→ **WRITTEN EXERCISE**
Show all lines holding the string "rows".

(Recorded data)
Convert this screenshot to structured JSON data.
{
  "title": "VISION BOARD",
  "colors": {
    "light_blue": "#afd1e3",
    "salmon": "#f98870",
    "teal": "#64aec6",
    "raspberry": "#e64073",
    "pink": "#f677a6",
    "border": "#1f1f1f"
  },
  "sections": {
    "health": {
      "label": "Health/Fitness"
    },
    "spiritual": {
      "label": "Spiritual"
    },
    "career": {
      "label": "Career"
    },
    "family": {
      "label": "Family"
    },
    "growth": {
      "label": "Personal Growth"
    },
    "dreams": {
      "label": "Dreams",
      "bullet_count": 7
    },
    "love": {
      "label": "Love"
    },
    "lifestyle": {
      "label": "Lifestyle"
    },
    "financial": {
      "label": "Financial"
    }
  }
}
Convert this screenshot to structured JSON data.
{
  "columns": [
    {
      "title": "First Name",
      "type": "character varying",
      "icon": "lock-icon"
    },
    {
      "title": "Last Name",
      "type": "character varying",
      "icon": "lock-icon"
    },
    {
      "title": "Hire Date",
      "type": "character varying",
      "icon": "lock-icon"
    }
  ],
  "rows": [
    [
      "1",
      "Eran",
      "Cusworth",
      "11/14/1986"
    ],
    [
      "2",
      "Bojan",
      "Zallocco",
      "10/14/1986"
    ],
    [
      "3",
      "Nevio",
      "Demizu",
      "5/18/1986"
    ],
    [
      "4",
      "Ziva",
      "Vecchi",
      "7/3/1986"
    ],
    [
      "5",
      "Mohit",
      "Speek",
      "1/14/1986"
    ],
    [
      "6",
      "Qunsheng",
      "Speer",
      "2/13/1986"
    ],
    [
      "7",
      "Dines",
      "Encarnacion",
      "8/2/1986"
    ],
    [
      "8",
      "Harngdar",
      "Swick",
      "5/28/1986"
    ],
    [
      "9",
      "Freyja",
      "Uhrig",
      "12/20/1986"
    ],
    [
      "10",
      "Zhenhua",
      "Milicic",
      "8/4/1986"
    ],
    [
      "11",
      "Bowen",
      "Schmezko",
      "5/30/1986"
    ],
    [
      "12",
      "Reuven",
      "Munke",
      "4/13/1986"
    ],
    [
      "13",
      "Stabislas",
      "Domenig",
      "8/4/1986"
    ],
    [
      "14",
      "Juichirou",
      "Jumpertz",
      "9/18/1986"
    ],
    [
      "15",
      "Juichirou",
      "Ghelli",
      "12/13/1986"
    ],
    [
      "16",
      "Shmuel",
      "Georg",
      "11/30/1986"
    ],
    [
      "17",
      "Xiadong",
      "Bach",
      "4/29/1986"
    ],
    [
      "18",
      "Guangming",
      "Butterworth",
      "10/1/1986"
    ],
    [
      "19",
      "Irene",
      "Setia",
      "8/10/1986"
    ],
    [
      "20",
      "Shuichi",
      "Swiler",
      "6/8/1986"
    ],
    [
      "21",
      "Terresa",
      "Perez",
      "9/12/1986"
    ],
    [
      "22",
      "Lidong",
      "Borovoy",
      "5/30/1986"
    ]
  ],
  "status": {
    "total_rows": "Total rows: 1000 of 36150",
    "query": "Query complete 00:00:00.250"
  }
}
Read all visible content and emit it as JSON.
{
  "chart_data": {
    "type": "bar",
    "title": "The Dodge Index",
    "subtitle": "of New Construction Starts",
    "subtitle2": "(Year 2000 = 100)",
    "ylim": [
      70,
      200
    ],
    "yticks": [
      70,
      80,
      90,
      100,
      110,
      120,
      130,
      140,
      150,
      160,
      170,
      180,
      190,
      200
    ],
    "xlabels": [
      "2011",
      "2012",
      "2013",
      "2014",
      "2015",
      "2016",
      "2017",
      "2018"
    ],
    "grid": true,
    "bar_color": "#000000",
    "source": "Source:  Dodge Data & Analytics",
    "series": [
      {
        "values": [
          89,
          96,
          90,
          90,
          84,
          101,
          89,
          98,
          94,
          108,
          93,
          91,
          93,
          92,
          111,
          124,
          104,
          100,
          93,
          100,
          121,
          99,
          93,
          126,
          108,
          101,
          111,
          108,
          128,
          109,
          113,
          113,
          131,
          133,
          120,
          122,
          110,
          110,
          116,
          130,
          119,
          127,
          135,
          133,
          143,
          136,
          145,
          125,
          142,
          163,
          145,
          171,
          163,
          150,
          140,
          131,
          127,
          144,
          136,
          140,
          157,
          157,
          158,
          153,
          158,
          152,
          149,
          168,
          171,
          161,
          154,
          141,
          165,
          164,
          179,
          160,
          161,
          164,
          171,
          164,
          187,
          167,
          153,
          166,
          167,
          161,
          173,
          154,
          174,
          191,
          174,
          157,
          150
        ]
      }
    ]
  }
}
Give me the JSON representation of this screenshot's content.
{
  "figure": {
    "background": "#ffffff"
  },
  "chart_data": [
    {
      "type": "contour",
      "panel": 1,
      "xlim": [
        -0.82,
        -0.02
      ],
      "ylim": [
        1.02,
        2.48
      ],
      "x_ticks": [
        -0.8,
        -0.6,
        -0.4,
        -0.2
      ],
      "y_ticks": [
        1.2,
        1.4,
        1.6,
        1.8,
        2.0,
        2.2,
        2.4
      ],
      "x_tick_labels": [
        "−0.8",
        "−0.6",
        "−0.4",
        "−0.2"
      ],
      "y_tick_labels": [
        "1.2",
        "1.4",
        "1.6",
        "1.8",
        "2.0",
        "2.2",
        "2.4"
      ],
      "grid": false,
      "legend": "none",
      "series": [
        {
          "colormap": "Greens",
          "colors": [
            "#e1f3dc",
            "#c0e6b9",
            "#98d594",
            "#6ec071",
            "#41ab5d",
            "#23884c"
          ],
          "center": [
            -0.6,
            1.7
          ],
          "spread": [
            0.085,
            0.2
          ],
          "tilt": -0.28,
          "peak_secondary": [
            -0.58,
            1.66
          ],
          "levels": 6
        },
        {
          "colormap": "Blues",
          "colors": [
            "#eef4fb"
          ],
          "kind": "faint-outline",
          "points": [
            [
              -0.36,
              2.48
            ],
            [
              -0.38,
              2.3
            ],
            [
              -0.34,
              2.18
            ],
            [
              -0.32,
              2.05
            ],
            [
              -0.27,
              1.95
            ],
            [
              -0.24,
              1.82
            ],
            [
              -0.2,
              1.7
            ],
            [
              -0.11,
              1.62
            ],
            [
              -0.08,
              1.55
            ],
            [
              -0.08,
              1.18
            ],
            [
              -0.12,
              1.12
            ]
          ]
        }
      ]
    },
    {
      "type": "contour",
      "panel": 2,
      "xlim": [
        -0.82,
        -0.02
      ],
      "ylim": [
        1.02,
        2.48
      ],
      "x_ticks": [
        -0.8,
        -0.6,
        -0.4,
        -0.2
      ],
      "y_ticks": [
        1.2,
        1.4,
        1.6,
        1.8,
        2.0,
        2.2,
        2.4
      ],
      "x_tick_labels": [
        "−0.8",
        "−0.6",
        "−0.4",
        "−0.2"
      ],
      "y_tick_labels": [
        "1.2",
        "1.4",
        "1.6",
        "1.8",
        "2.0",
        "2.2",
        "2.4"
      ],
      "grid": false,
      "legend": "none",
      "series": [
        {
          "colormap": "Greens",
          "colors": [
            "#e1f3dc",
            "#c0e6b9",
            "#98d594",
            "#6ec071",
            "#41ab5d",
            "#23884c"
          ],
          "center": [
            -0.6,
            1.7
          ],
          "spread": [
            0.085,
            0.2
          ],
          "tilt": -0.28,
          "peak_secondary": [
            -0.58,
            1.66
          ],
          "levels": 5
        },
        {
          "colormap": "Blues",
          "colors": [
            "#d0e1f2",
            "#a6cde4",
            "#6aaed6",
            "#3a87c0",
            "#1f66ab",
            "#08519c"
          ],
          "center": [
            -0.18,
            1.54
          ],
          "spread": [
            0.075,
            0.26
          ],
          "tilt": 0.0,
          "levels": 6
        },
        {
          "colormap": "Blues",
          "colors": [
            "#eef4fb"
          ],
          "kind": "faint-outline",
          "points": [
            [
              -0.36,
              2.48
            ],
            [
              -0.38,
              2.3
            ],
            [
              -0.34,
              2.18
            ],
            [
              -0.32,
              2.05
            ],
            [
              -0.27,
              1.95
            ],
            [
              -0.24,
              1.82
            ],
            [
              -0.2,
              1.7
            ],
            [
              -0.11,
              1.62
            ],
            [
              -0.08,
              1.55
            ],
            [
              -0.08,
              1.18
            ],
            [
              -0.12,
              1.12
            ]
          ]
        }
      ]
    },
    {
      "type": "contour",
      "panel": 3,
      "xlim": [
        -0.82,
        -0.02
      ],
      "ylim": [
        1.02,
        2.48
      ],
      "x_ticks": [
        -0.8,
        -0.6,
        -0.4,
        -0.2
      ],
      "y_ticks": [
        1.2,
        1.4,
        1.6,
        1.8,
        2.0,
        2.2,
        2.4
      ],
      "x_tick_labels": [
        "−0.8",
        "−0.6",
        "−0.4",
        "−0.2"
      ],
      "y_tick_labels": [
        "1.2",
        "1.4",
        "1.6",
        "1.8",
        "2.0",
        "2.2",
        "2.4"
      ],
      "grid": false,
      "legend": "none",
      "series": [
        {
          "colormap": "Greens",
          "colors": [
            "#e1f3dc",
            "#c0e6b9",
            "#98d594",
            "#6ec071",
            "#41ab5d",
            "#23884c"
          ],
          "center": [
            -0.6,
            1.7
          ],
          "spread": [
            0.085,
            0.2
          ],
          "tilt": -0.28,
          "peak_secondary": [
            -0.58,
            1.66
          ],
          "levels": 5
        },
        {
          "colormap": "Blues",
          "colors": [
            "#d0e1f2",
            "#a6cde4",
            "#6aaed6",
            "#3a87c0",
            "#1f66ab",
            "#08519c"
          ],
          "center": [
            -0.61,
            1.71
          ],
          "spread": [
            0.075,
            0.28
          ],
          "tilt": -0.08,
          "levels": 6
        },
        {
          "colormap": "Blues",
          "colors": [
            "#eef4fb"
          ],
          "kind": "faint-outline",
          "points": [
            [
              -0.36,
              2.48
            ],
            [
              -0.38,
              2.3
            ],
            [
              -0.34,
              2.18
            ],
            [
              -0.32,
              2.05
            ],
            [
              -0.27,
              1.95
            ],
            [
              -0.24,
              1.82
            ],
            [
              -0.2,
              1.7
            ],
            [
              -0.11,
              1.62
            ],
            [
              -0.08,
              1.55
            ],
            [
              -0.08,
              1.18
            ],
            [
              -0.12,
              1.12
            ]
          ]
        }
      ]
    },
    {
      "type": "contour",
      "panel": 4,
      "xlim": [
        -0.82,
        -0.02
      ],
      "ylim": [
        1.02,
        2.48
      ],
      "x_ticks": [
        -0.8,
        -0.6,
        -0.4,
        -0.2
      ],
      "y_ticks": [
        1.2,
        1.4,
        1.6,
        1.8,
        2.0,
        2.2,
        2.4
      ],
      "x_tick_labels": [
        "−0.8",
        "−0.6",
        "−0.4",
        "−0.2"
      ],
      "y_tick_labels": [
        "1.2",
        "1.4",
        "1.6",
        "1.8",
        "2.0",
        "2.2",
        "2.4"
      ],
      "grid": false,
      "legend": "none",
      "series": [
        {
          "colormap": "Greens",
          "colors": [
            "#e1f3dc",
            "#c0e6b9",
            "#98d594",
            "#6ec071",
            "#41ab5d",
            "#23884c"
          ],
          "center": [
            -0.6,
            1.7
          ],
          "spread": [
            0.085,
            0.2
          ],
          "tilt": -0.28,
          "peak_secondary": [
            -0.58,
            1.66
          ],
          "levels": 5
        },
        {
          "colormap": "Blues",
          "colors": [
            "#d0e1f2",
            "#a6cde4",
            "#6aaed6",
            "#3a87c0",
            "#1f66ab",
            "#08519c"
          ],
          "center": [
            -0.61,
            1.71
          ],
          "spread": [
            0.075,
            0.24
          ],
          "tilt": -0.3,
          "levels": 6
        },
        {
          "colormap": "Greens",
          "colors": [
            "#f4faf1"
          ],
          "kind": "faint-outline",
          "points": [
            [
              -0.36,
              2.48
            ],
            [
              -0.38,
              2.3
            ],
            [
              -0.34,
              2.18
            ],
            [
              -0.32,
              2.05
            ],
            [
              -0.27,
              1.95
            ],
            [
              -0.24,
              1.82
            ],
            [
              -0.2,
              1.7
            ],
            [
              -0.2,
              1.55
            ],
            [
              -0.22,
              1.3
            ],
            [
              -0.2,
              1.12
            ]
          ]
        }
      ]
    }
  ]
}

→ **THE RESULT**
  "rows": [
    "total_rows": "Total rows: 1000 of 36150",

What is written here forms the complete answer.